■ Challenge: Repeat every line of the material below word for word, leaving out the pictures.

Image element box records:
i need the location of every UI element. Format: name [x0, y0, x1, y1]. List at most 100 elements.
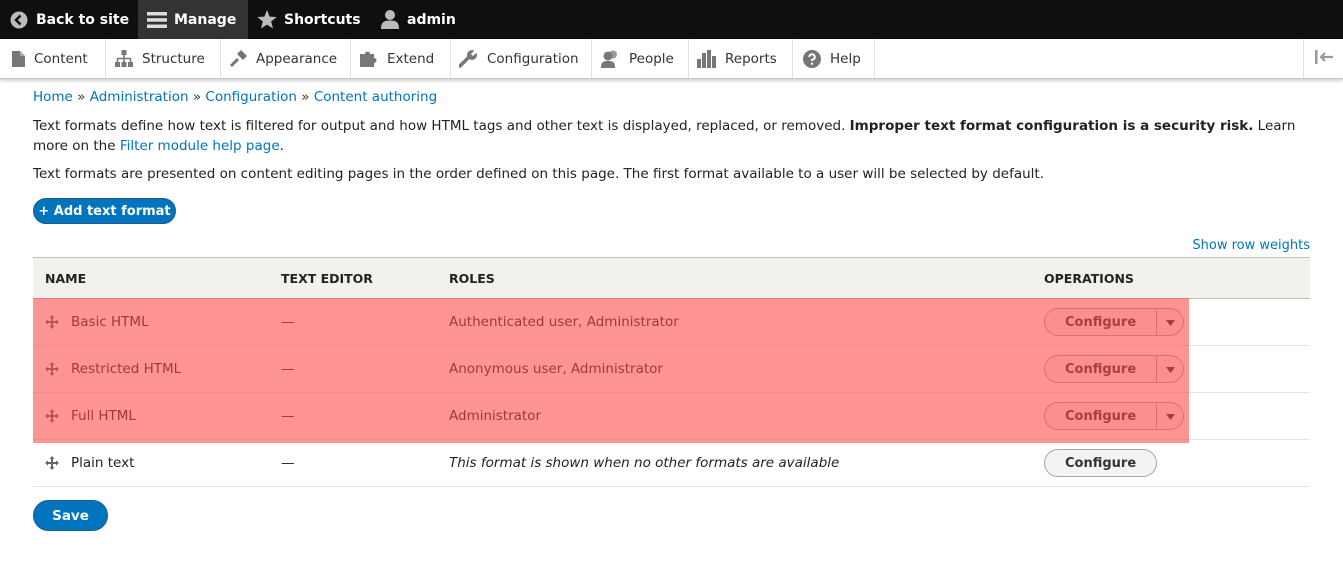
- tray-item-label: People: [629, 50, 674, 67]
- back-to-site-link[interactable]: Back to site: [10, 0, 129, 39]
- breadcrumb-administration[interactable]: Administration: [90, 89, 189, 105]
- admin-toolbar: Back to site Manage Shortcuts admin: [0, 0, 1343, 39]
- roles-cell: Anonymous user, Administrator: [437, 345, 1032, 393]
- roles-cell: Authenticated user, Administrator: [437, 298, 1032, 346]
- roles-note: This format is shown when no other forma…: [449, 455, 840, 471]
- add-text-format-button[interactable]: + Add text format: [33, 198, 176, 224]
- file-icon: [12, 50, 25, 67]
- operations-cell: Configure: [1032, 392, 1310, 440]
- tray-item-label: Extend: [387, 50, 435, 67]
- filter-help-link[interactable]: Filter module help page: [120, 138, 280, 154]
- shortcuts-tab[interactable]: Shortcuts: [257, 0, 361, 39]
- tray-item-configuration[interactable]: Configuration: [451, 39, 592, 78]
- format-name-cell: Basic HTML: [33, 298, 269, 346]
- manage-label: Manage: [174, 11, 237, 28]
- star-icon: [257, 10, 277, 29]
- drag-handle-icon[interactable]: [45, 409, 59, 423]
- tray-item-structure[interactable]: Structure: [106, 39, 221, 78]
- user-icon: [381, 10, 399, 29]
- breadcrumb-content-authoring[interactable]: Content authoring: [314, 89, 437, 105]
- table-row: Plain text — This format is shown when n…: [33, 439, 1310, 487]
- text-editor-cell: —: [269, 345, 437, 393]
- column-header-name: Name: [33, 257, 269, 299]
- breadcrumb-separator: »: [301, 89, 314, 105]
- configure-dropbutton: Configure: [1044, 449, 1158, 477]
- text-formats-table: Name Text editor Roles Operations Basic …: [33, 257, 1310, 487]
- chevron-down-icon: [1165, 361, 1175, 377]
- format-name: Full HTML: [71, 408, 136, 424]
- text-editor-cell: —: [269, 298, 437, 346]
- operations-cell: Configure: [1032, 298, 1310, 346]
- column-header-roles: Roles: [437, 257, 1032, 299]
- help-icon: [803, 49, 821, 68]
- configure-button[interactable]: Configure: [1045, 356, 1156, 382]
- help-text-part: .: [279, 138, 284, 154]
- tray-item-label: Structure: [142, 50, 205, 67]
- chevron-down-icon: [1165, 314, 1175, 330]
- configure-dropbutton: Configure: [1044, 402, 1185, 430]
- configure-button[interactable]: Configure: [1045, 450, 1156, 476]
- help-text-part: Text formats define how text is filtered…: [33, 118, 850, 134]
- operations-cell: Configure: [1032, 439, 1310, 487]
- format-name-cell: Plain text: [33, 439, 269, 487]
- help-text-order: Text formats are presented on content ed…: [33, 166, 1044, 182]
- format-name: Restricted HTML: [71, 361, 182, 377]
- drag-handle-icon[interactable]: [45, 456, 59, 470]
- back-to-site-label: Back to site: [36, 11, 130, 28]
- operations-cell: Configure: [1032, 345, 1310, 393]
- chevron-down-icon: [1165, 408, 1175, 424]
- breadcrumb-separator: »: [192, 89, 206, 105]
- user-tab[interactable]: admin: [381, 0, 456, 39]
- configure-button[interactable]: Configure: [1045, 309, 1156, 335]
- wrench-icon: [459, 49, 478, 68]
- format-name-cell: Full HTML: [33, 392, 269, 440]
- tray-item-label: Configuration: [487, 50, 579, 67]
- tray-item-extend[interactable]: Extend: [351, 39, 451, 78]
- collapse-sidebar-icon: [1314, 49, 1333, 68]
- configure-dropbutton: Configure: [1044, 308, 1185, 336]
- roles-cell: This format is shown when no other forma…: [437, 439, 1032, 487]
- column-header-text-editor: Text editor: [269, 257, 437, 299]
- security-warning: Improper text format configuration is a …: [849, 118, 1254, 134]
- sitemap-icon: [115, 50, 133, 67]
- table-row: Basic HTML — Authenticated user, Adminis…: [33, 298, 1310, 346]
- paintbrush-icon: [229, 49, 247, 68]
- breadcrumb-home[interactable]: Home: [33, 89, 73, 105]
- tray-item-content[interactable]: Content: [0, 39, 106, 78]
- table-header-row: Name Text editor Roles Operations: [33, 257, 1310, 299]
- configure-dropbutton: Configure: [1044, 355, 1185, 383]
- drag-handle-icon[interactable]: [45, 362, 59, 376]
- table-row: Restricted HTML — Anonymous user, Admini…: [33, 345, 1310, 393]
- text-editor-cell: —: [269, 439, 437, 487]
- user-label: admin: [407, 11, 456, 28]
- tray-item-appearance[interactable]: Appearance: [221, 39, 351, 78]
- help-text: Text formats define how text is filtered…: [33, 116, 1323, 156]
- dropbutton-toggle[interactable]: [1156, 403, 1183, 429]
- tray-item-people[interactable]: People: [592, 39, 689, 78]
- tray-item-help[interactable]: Help: [793, 39, 875, 78]
- tray-item-label: Appearance: [256, 50, 338, 67]
- tray-item-reports[interactable]: Reports: [689, 39, 793, 78]
- tray-orientation-toggle[interactable]: [1303, 39, 1343, 78]
- admin-menu-tray: Content Structure Appearance Extend Conf…: [0, 39, 1343, 79]
- drag-handle-icon[interactable]: [45, 315, 59, 329]
- save-button[interactable]: Save: [33, 500, 108, 531]
- table-row: Full HTML — Administrator Configure: [33, 392, 1310, 440]
- tray-item-label: Content: [34, 50, 88, 67]
- back-arrow-icon: [10, 11, 28, 29]
- puzzle-icon: [360, 50, 378, 67]
- bar-chart-icon: [697, 49, 716, 68]
- breadcrumb-configuration[interactable]: Configuration: [205, 89, 297, 105]
- dropbutton-toggle[interactable]: [1156, 309, 1183, 335]
- people-icon: [601, 50, 620, 68]
- configure-button[interactable]: Configure: [1045, 403, 1156, 429]
- hamburger-icon: [147, 11, 167, 28]
- shortcuts-label: Shortcuts: [284, 11, 361, 28]
- text-editor-cell: —: [269, 392, 437, 440]
- show-row-weights-link[interactable]: Show row weights: [1192, 238, 1310, 253]
- format-name: Basic HTML: [71, 314, 149, 330]
- format-name: Plain text: [71, 455, 135, 471]
- format-name-cell: Restricted HTML: [33, 345, 269, 393]
- manage-tab[interactable]: Manage: [138, 0, 248, 39]
- dropbutton-toggle[interactable]: [1156, 356, 1183, 382]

■ Completed exercise:
i need the location of every UI element. Format: name [x0, y0, x1, y1]. List at most 100 elements.
- tray-item-label: People: [629, 50, 674, 67]
- back-to-site-link[interactable]: Back to site: [10, 0, 129, 39]
- breadcrumb-administration[interactable]: Administration: [90, 89, 189, 105]
- admin-toolbar: Back to site Manage Shortcuts admin: [0, 0, 1343, 39]
- roles-cell: Anonymous user, Administrator: [437, 345, 1032, 393]
- roles-cell: Authenticated user, Administrator: [437, 298, 1032, 346]
- roles-note: This format is shown when no other forma…: [449, 455, 840, 471]
- add-text-format-button[interactable]: + Add text format: [33, 198, 176, 224]
- file-icon: [12, 50, 25, 67]
- operations-cell: Configure: [1032, 392, 1310, 440]
- tray-item-label: Extend: [387, 50, 435, 67]
- filter-help-link[interactable]: Filter module help page: [120, 138, 280, 154]
- shortcuts-tab[interactable]: Shortcuts: [257, 0, 361, 39]
- tray-item-configuration[interactable]: Configuration: [451, 39, 592, 78]
- format-name-cell: Basic HTML: [33, 298, 269, 346]
- manage-label: Manage: [174, 11, 237, 28]
- star-icon: [257, 10, 277, 29]
- drag-handle-icon[interactable]: [45, 409, 59, 423]
- tray-item-structure[interactable]: Structure: [106, 39, 221, 78]
- user-icon: [381, 10, 399, 29]
- breadcrumb-content-authoring[interactable]: Content authoring: [314, 89, 437, 105]
- table-row: Plain text — This format is shown when n…: [33, 439, 1310, 487]
- text-editor-cell: —: [269, 345, 437, 393]
- column-header-name: Name: [33, 257, 269, 299]
- breadcrumb-separator: »: [301, 89, 314, 105]
- configure-dropbutton: Configure: [1044, 449, 1158, 477]
- text-formats-table: Name Text editor Roles Operations Basic …: [33, 257, 1310, 487]
- chevron-down-icon: [1165, 361, 1175, 377]
- format-name: Full HTML: [71, 408, 136, 424]
- text-editor-cell: —: [269, 298, 437, 346]
- operations-cell: Configure: [1032, 298, 1310, 346]
- column-header-roles: Roles: [437, 257, 1032, 299]
- help-icon: [803, 49, 821, 68]
- configure-button[interactable]: Configure: [1045, 356, 1156, 382]
- help-text-part: .: [279, 138, 284, 154]
- tray-item-label: Structure: [142, 50, 205, 67]
- chevron-down-icon: [1165, 314, 1175, 330]
- configure-dropbutton: Configure: [1044, 402, 1185, 430]
- configure-button[interactable]: Configure: [1045, 450, 1156, 476]
- help-text-part: Text formats define how text is filtered…: [33, 118, 850, 134]
- operations-cell: Configure: [1032, 439, 1310, 487]
- format-name-cell: Plain text: [33, 439, 269, 487]
- help-text-order: Text formats are presented on content ed…: [33, 166, 1044, 182]
- format-name: Restricted HTML: [71, 361, 182, 377]
- drag-handle-icon[interactable]: [45, 456, 59, 470]
- back-to-site-label: Back to site: [36, 11, 130, 28]
- operations-cell: Configure: [1032, 345, 1310, 393]
- chevron-down-icon: [1165, 408, 1175, 424]
- breadcrumb-separator: »: [192, 89, 206, 105]
- user-tab[interactable]: admin: [381, 0, 456, 39]
- configure-button[interactable]: Configure: [1045, 309, 1156, 335]
- wrench-icon: [459, 49, 478, 68]
- format-name-cell: Full HTML: [33, 392, 269, 440]
- tray-item-label: Configuration: [487, 50, 579, 67]
- tray-item-extend[interactable]: Extend: [351, 39, 451, 78]
- collapse-sidebar-icon: [1314, 49, 1333, 68]
- configure-dropbutton: Configure: [1044, 308, 1185, 336]
- roles-cell: This format is shown when no other forma…: [437, 439, 1032, 487]
- column-header-text-editor: Text editor: [269, 257, 437, 299]
- security-warning: Improper text format configuration is a …: [849, 118, 1254, 134]
- sitemap-icon: [115, 50, 133, 67]
- table-row: Basic HTML — Authenticated user, Adminis…: [33, 298, 1310, 346]
- paintbrush-icon: [229, 49, 247, 68]
- breadcrumb-home[interactable]: Home: [33, 89, 73, 105]
- tray-item-content[interactable]: Content: [0, 39, 106, 78]
- table-header-row: Name Text editor Roles Operations: [33, 257, 1310, 299]
- configure-dropbutton: Configure: [1044, 355, 1185, 383]
- drag-handle-icon[interactable]: [45, 362, 59, 376]
- table-row: Restricted HTML — Anonymous user, Admini…: [33, 345, 1310, 393]
- text-editor-cell: —: [269, 439, 437, 487]
- user-label: admin: [407, 11, 456, 28]
- tray-item-appearance[interactable]: Appearance: [221, 39, 351, 78]
- help-text: Text formats define how text is filtered…: [33, 116, 1323, 156]
- dropbutton-toggle[interactable]: [1156, 403, 1183, 429]
- tray-item-people[interactable]: People: [592, 39, 689, 78]
- tray-item-help[interactable]: Help: [793, 39, 875, 78]
- tray-item-label: Appearance: [256, 50, 338, 67]
- tray-item-reports[interactable]: Reports: [689, 39, 793, 78]
- tray-orientation-toggle[interactable]: [1303, 39, 1343, 78]
- admin-menu-tray: Content Structure Appearance Extend Conf…: [0, 39, 1343, 79]
- drag-handle-icon[interactable]: [45, 315, 59, 329]
- save-button[interactable]: Save: [33, 500, 108, 531]
- table-row: Full HTML — Administrator Configure: [33, 392, 1310, 440]
- tray-item-label: Content: [34, 50, 88, 67]
- back-arrow-icon: [10, 11, 28, 29]
- puzzle-icon: [360, 50, 378, 67]
- bar-chart-icon: [697, 49, 716, 68]
- breadcrumb-configuration[interactable]: Configuration: [205, 89, 297, 105]
- dropbutton-toggle[interactable]: [1156, 309, 1183, 335]
- people-icon: [601, 50, 620, 68]
- configure-button[interactable]: Configure: [1045, 403, 1156, 429]
- hamburger-icon: [147, 11, 167, 28]
- shortcuts-label: Shortcuts: [284, 11, 361, 28]
- text-editor-cell: —: [269, 392, 437, 440]
- show-row-weights-link[interactable]: Show row weights: [1192, 238, 1310, 253]
- format-name: Basic HTML: [71, 314, 149, 330]
- format-name: Plain text: [71, 455, 135, 471]
- format-name-cell: Restricted HTML: [33, 345, 269, 393]
- manage-tab[interactable]: Manage: [138, 0, 248, 39]
- dropbutton-toggle[interactable]: [1156, 356, 1183, 382]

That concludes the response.